__LISTED RECORDS__
****
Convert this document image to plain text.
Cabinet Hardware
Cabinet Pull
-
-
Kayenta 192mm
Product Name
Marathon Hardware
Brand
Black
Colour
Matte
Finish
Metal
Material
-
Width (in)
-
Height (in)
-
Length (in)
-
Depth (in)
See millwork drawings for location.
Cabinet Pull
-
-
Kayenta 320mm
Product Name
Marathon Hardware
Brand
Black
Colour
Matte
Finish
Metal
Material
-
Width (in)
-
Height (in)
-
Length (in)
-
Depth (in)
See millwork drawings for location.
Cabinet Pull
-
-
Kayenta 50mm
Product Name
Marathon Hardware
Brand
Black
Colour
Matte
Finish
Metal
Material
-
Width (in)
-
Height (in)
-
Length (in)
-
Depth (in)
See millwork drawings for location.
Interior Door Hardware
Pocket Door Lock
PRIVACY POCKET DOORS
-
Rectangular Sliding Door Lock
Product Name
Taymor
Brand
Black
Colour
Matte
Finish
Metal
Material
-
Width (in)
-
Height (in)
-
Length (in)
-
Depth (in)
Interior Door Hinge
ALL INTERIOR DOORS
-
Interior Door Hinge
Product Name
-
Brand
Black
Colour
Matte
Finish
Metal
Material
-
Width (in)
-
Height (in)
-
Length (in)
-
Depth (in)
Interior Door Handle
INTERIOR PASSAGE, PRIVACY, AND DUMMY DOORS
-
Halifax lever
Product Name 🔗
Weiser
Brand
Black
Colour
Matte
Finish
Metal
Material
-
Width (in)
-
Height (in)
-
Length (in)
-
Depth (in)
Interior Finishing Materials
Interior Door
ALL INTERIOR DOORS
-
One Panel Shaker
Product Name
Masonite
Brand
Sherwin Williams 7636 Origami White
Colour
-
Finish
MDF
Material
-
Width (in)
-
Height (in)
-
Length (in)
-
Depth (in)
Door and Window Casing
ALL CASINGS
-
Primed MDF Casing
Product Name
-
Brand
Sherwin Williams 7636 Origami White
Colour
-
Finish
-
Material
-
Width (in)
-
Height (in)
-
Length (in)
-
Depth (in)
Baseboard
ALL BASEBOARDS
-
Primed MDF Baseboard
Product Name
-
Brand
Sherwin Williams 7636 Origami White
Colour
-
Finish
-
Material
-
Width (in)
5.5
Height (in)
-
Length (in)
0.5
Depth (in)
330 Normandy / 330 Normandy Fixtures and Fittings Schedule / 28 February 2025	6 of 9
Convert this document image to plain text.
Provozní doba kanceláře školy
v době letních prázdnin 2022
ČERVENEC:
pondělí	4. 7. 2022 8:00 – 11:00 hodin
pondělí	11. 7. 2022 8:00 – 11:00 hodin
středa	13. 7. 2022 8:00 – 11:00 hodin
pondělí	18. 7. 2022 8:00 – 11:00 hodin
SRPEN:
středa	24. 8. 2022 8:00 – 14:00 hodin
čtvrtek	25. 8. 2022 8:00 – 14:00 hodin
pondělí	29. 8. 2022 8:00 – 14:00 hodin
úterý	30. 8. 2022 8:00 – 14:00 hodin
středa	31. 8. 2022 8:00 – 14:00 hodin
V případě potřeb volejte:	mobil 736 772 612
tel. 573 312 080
****
__YOUR GOAL__
Extract each line from the listing that holds the word "Primed".

__RESULT__
Primed MDF Casing
Primed MDF Baseboard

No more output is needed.